-- start Given information --

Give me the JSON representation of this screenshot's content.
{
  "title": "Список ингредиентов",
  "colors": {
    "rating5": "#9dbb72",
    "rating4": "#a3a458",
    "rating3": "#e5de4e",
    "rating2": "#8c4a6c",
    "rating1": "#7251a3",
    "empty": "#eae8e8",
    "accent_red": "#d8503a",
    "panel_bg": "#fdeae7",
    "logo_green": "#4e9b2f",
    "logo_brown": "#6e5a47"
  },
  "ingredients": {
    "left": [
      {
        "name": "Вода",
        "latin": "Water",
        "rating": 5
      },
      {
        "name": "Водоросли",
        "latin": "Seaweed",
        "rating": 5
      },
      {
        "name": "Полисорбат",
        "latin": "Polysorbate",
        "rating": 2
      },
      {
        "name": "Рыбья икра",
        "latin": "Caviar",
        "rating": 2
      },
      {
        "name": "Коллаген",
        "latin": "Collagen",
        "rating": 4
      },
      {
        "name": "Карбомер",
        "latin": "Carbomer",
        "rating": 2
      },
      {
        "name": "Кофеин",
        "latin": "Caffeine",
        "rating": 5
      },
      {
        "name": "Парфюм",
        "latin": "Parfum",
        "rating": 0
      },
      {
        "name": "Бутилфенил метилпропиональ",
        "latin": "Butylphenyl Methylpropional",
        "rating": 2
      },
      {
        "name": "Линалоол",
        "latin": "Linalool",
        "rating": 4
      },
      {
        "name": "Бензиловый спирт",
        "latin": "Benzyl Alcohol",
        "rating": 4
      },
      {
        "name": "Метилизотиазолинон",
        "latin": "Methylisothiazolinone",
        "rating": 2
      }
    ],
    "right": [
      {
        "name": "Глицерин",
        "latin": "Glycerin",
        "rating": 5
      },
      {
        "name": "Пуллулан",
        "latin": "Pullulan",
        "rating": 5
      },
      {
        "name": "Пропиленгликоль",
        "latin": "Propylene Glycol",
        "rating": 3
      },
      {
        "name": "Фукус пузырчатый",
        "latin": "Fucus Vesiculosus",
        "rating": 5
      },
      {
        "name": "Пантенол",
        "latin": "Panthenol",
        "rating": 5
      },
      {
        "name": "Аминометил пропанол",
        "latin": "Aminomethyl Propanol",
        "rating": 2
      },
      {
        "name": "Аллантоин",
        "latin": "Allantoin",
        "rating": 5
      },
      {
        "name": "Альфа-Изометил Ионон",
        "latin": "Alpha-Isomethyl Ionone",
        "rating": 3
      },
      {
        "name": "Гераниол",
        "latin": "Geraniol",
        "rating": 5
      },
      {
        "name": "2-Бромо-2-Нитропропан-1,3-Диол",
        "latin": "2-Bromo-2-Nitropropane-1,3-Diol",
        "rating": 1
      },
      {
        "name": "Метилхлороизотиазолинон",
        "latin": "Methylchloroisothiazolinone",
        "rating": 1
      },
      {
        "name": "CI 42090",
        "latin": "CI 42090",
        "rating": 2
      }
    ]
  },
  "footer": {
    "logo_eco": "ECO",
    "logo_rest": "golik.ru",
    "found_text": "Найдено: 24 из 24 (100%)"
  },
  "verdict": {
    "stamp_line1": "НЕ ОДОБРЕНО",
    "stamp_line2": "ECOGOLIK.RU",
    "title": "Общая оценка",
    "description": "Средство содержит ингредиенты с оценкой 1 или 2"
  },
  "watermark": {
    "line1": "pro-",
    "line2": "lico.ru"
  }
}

-- end Given information --

> Task directions:
Copy out the whole listing, exactly as written.

> Solution to the exercise:
Give me the JSON representation of this screenshot's content.
{
  "title": "Список ингредиентов",
  "colors": {
    "rating5": "#9dbb72",
    "rating4": "#a3a458",
    "rating3": "#e5de4e",
    "rating2": "#8c4a6c",
    "rating1": "#7251a3",
    "empty": "#eae8e8",
    "accent_red": "#d8503a",
    "panel_bg": "#fdeae7",
    "logo_green": "#4e9b2f",
    "logo_brown": "#6e5a47"
  },
  "ingredients": {
    "left": [
      {
        "name": "Вода",
        "latin": "Water",
        "rating": 5
      },
      {
        "name": "Водоросли",
        "latin": "Seaweed",
        "rating": 5
      },
      {
        "name": "Полисорбат",
        "latin": "Polysorbate",
        "rating": 2
      },
      {
        "name": "Рыбья икра",
        "latin": "Caviar",
        "rating": 2
      },
      {
        "name": "Коллаген",
        "latin": "Collagen",
        "rating": 4
      },
      {
        "name": "Карбомер",
        "latin": "Carbomer",
        "rating": 2
      },
      {
        "name": "Кофеин",
        "latin": "Caffeine",
        "rating": 5
      },
      {
        "name": "Парфюм",
        "latin": "Parfum",
        "rating": 0
      },
      {
        "name": "Бутилфенил метилпропиональ",
        "latin": "Butylphenyl Methylpropional",
        "rating": 2
      },
      {
        "name": "Линалоол",
        "latin": "Linalool",
        "rating": 4
      },
      {
        "name": "Бензиловый спирт",
        "latin": "Benzyl Alcohol",
        "rating": 4
      },
      {
        "name": "Метилизотиазолинон",
        "latin": "Methylisothiazolinone",
        "rating": 2
      }
    ],
    "right": [
      {
        "name": "Глицерин",
        "latin": "Glycerin",
        "rating": 5
      },
      {
        "name": "Пуллулан",
        "latin": "Pullulan",
        "rating": 5
      },
      {
        "name": "Пропиленгликоль",
        "latin": "Propylene Glycol",
        "rating": 3
      },
      {
        "name": "Фукус пузырчатый",
        "latin": "Fucus Vesiculosus",
        "rating": 5
      },
      {
        "name": "Пантенол",
        "latin": "Panthenol",
        "rating": 5
      },
      {
        "name": "Аминометил пропанол",
        "latin": "Aminomethyl Propanol",
        "rating": 2
      },
      {
        "name": "Аллантоин",
        "latin": "Allantoin",
        "rating": 5
      },
      {
        "name": "Альфа-Изометил Ионон",
        "latin": "Alpha-Isomethyl Ionone",
        "rating": 3
      },
      {
        "name": "Гераниол",
        "latin": "Geraniol",
        "rating": 5
      },
      {
        "name": "2-Бромо-2-Нитропропан-1,3-Диол",
        "latin": "2-Bromo-2-Nitropropane-1,3-Diol",
        "rating": 1
      },
      {
        "name": "Метилхлороизотиазолинон",
        "latin": "Methylchloroisothiazolinone",
        "rating": 1
      },
      {
        "name": "CI 42090",
        "latin": "CI 42090",
        "rating": 2
      }
    ]
  },
  "footer": {
    "logo_eco": "ECO",
    "logo_rest": "golik.ru",
    "found_text": "Найдено: 24 из 24 (100%)"
  },
  "verdict": {
    "stamp_line1": "НЕ ОДОБРЕНО",
    "stamp_line2": "ECOGOLIK.RU",
    "title": "Общая оценка",
    "description": "Средство содержит ингредиенты с оценкой 1 или 2"
  },
  "watermark": {
    "line1": "pro-",
    "line2": "lico.ru"
  }
}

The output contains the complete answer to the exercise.